* _Objective_
Tally every line of the material that includes "Practice", then give the tally and nothing else.

* _Extracted data_
# # #

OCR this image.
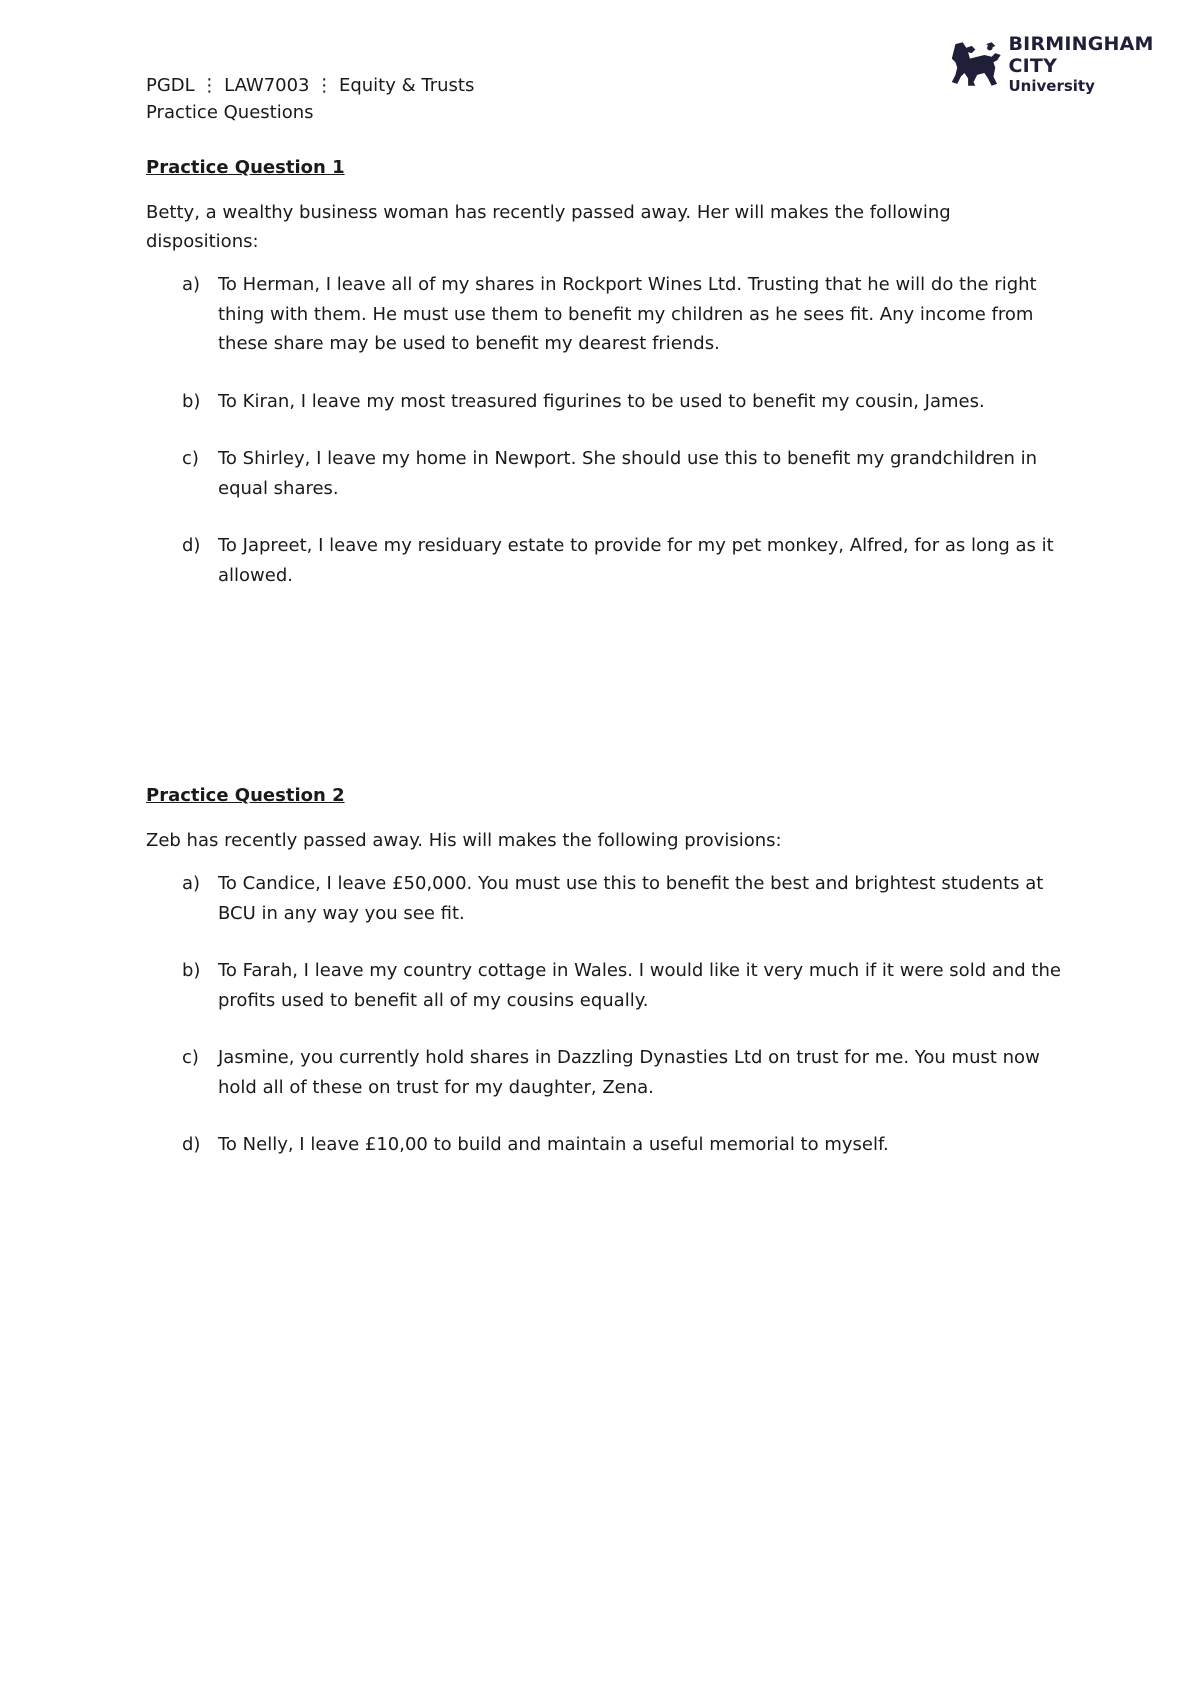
PGDL ⋮ LAW7003 ⋮ Equity & Trusts
Practice Questions
BIRMINGHAM CITY
University
Practice Question 1
Betty, a wealthy business woman has recently passed away. Her will makes the following dispositions:
a) To Herman, I leave all of my shares in Rockport Wines Ltd. Trusting that he will do the right thing with them. He must use them to benefit my children as he sees fit. Any income from these share may be used to benefit my dearest friends.
b) To Kiran, I leave my most treasured figurines to be used to benefit my cousin, James.
c) To Shirley, I leave my home in Newport. She should use this to benefit my grandchildren in equal shares.
d) To Japreet, I leave my residuary estate to provide for my pet monkey, Alfred, for as long as it allowed.
Practice Question 2
Zeb has recently passed away. His will makes the following provisions:
a) To Candice, I leave £50,000. You must use this to benefit the best and brightest students at BCU in any way you see fit.
b) To Farah, I leave my country cottage in Wales. I would like it very much if it were sold and the profits used to benefit all of my cousins equally.
c) Jasmine, you currently hold shares in Dazzling Dynasties Ltd on trust for me. You must now hold all of these on trust for my daughter, Zena.
d) To Nelly, I leave £10,00 to build and maintain a useful memorial to myself.
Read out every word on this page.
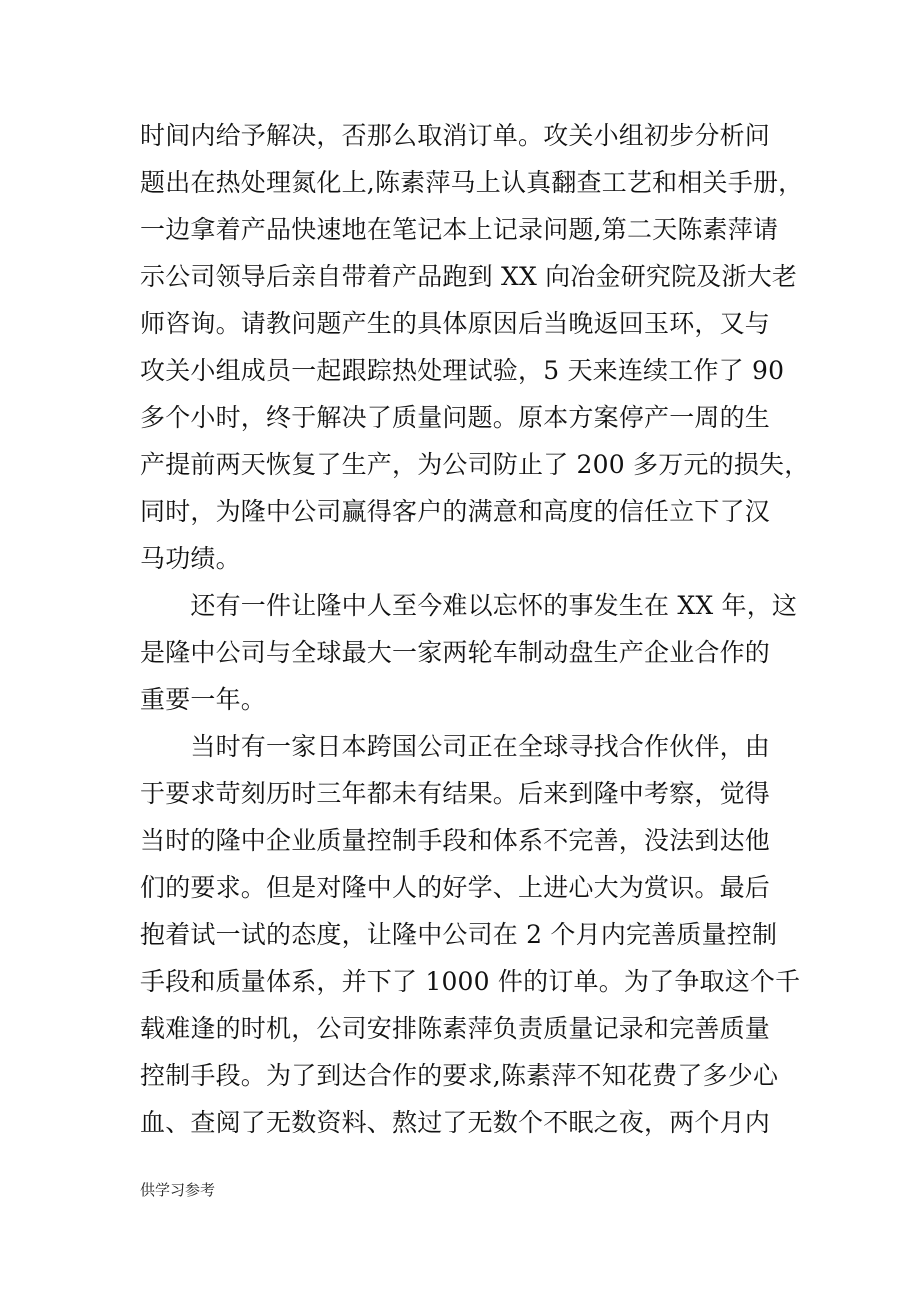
时间内给予解决，否那么取消订单。攻关小组初步分析问
题出在热处理氮化上,陈素萍马上认真翻查工艺和相关手册，
一边拿着产品快速地在笔记本上记录问题,第二天陈素萍请
示公司领导后亲自带着产品跑到 XX 向冶金研究院及浙大老
师咨询。请教问题产生的具体原因后当晚返回玉环，又与
攻关小组成员一起跟踪热处理试验，5 天来连续工作了 90
多个小时，终于解决了质量问题。原本方案停产一周的生
产提前两天恢复了生产，为公司防止了 200 多万元的损失，
同时，为隆中公司赢得客户的满意和高度的信任立下了汉
马功绩。
　　还有一件让隆中人至今难以忘怀的事发生在 XX 年，这
是隆中公司与全球最大一家两轮车制动盘生产企业合作的
重要一年。
　　当时有一家日本跨国公司正在全球寻找合作伙伴，由
于要求苛刻历时三年都未有结果。后来到隆中考察，觉得
当时的隆中企业质量控制手段和体系不完善，没法到达他
们的要求。但是对隆中人的好学、上进心大为赏识。最后
抱着试一试的态度，让隆中公司在 2 个月内完善质量控制
手段和质量体系，并下了 1000 件的订单。为了争取这个千
载难逢的时机，公司安排陈素萍负责质量记录和完善质量
控制手段。为了到达合作的要求,陈素萍不知花费了多少心
血、查阅了无数资料、熬过了无数个不眠之夜，两个月内
供学习参考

# # #

* _Task response_
3